*Stated task:* Copy out the records in full, word for word, without pictures.
───── Supplied records
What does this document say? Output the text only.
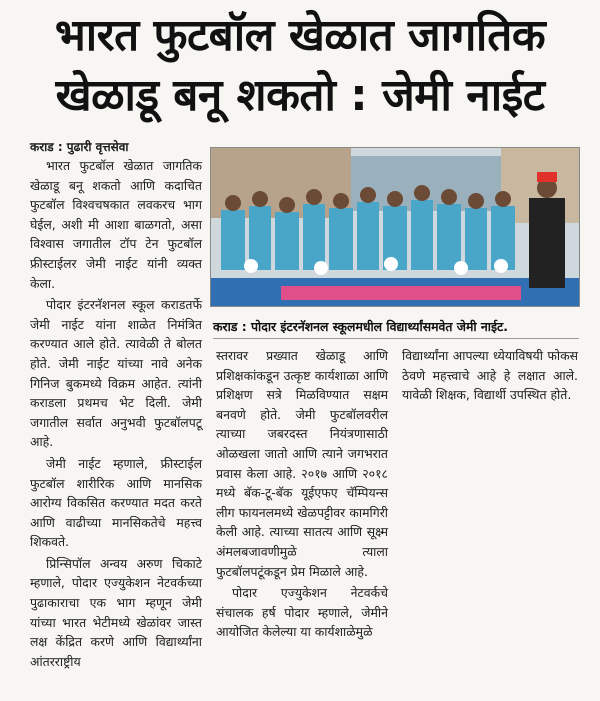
भारत फुटबॉल खेळात जागतिक
खेळाडू बनू शकतो : जेमी नाईट
कराड : पुढारी वृत्तसेवा

भारत फुटबॉल खेळात जागतिक खेळाडू बनू शकतो आणि कदाचित फुटबॉल विश्वचषकात लवकरच भाग घेईल, अशी मी आशा बाळगतो, असा विश्वास जगातील टॉप टेन फुटबॉल फ्रीस्टाईलर जेमी नाईट यांनी व्यक्त केला.

पोदार इंटरनॅशनल स्कूल कराडतर्फे जेमी नाईट यांना शाळेत निमंत्रित करण्यात आले होते. त्यावेळी ते बोलत होते. जेमी नाईट यांच्या नावे अनेक गिनिज बुकमध्ये विक्रम आहेत. त्यांनी कराडला प्रथमच भेट दिली. जेमी जगातील सर्वात अनुभवी फुटबॉलपटू आहे.

जेमी नाईट म्हणाले, फ्रीस्टाईल फुटबॉल शारीरिक आणि मानसिक आरोग्य विकसित करण्यात मदत करते आणि वाढीच्या मानसिकतेचे महत्त्व शिकवते.

प्रिन्सिपॉल अन्वय अरुण चिकाटे म्हणाले, पोदार एज्युकेशन नेटवर्कच्या पुढाकाराचा एक भाग म्हणून जेमी यांच्या भारत भेटीमध्ये खेळांवर जास्त लक्ष केंद्रित करणे आणि विद्यार्थ्यांना आंतरराष्ट्रीय

कराड : पोदार इंटरनॅशनल स्कूलमधील विद्यार्थ्यांसमवेत जेमी नाईट.

स्तरावर प्रख्यात खेळाडू आणि प्रशिक्षकांकडून उत्कृष्ट कार्यशाळा आणि प्रशिक्षण सत्रे मिळविण्यात सक्षम बनवणे होते. जेमी फुटबॉलवरील त्याच्या जबरदस्त नियंत्रणासाठी ओळखला जातो आणि त्याने जगभरात प्रवास केला आहे. २०१७ आणि २०१८ मध्ये बॅक-टू-बॅक यूईएफए चॅम्पियन्स लीग फायनलमध्ये खेळपट्टीवर कामगिरी केली आहे. त्याच्या सातत्य आणि सूक्ष्म अंमलबजावणीमुळे त्याला फुटबॉलपटूंकडून प्रेम मिळाले आहे.

पोदार एज्युकेशन नेटवर्कचे संचालक हर्ष पोदार म्हणाले, जेमीने आयोजित केलेल्या या कार्यशाळेमुळे

विद्यार्थ्यांना आपल्या ध्येयाविषयी फोकस ठेवणे महत्त्वाचे आहे हे लक्षात आले. यावेळी शिक्षक, विद्यार्थी उपस्थित होते.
──────────
*Solution below:*
What does this document say? Output the text only.
भारत फुटबॉल खेळात जागतिक
खेळाडू बनू शकतो : जेमी नाईट
कराड : पुढारी वृत्तसेवा

भारत फुटबॉल खेळात जागतिक खेळाडू बनू शकतो आणि कदाचित फुटबॉल विश्वचषकात लवकरच भाग घेईल, अशी मी आशा बाळगतो, असा विश्वास जगातील टॉप टेन फुटबॉल फ्रीस्टाईलर जेमी नाईट यांनी व्यक्त केला.

पोदार इंटरनॅशनल स्कूल कराडतर्फे जेमी नाईट यांना शाळेत निमंत्रित करण्यात आले होते. त्यावेळी ते बोलत होते. जेमी नाईट यांच्या नावे अनेक गिनिज बुकमध्ये विक्रम आहेत. त्यांनी कराडला प्रथमच भेट दिली. जेमी जगातील सर्वात अनुभवी फुटबॉलपटू आहे.

जेमी नाईट म्हणाले, फ्रीस्टाईल फुटबॉल शारीरिक आणि मानसिक आरोग्य विकसित करण्यात मदत करते आणि वाढीच्या मानसिकतेचे महत्त्व शिकवते.

प्रिन्सिपॉल अन्वय अरुण चिकाटे म्हणाले, पोदार एज्युकेशन नेटवर्कच्या पुढाकाराचा एक भाग म्हणून जेमी यांच्या भारत भेटीमध्ये खेळांवर जास्त लक्ष केंद्रित करणे आणि विद्यार्थ्यांना आंतरराष्ट्रीय

कराड : पोदार इंटरनॅशनल स्कूलमधील विद्यार्थ्यांसमवेत जेमी नाईट.

स्तरावर प्रख्यात खेळाडू आणि प्रशिक्षकांकडून उत्कृष्ट कार्यशाळा आणि प्रशिक्षण सत्रे मिळविण्यात सक्षम बनवणे होते. जेमी फुटबॉलवरील त्याच्या जबरदस्त नियंत्रणासाठी ओळखला जातो आणि त्याने जगभरात प्रवास केला आहे. २०१७ आणि २०१८ मध्ये बॅक-टू-बॅक यूईएफए चॅम्पियन्स लीग फायनलमध्ये खेळपट्टीवर कामगिरी केली आहे. त्याच्या सातत्य आणि सूक्ष्म अंमलबजावणीमुळे त्याला फुटबॉलपटूंकडून प्रेम मिळाले आहे.

पोदार एज्युकेशन नेटवर्कचे संचालक हर्ष पोदार म्हणाले, जेमीने आयोजित केलेल्या या कार्यशाळेमुळे

विद्यार्थ्यांना आपल्या ध्येयाविषयी फोकस ठेवणे महत्त्वाचे आहे हे लक्षात आले. यावेळी शिक्षक, विद्यार्थी उपस्थित होते.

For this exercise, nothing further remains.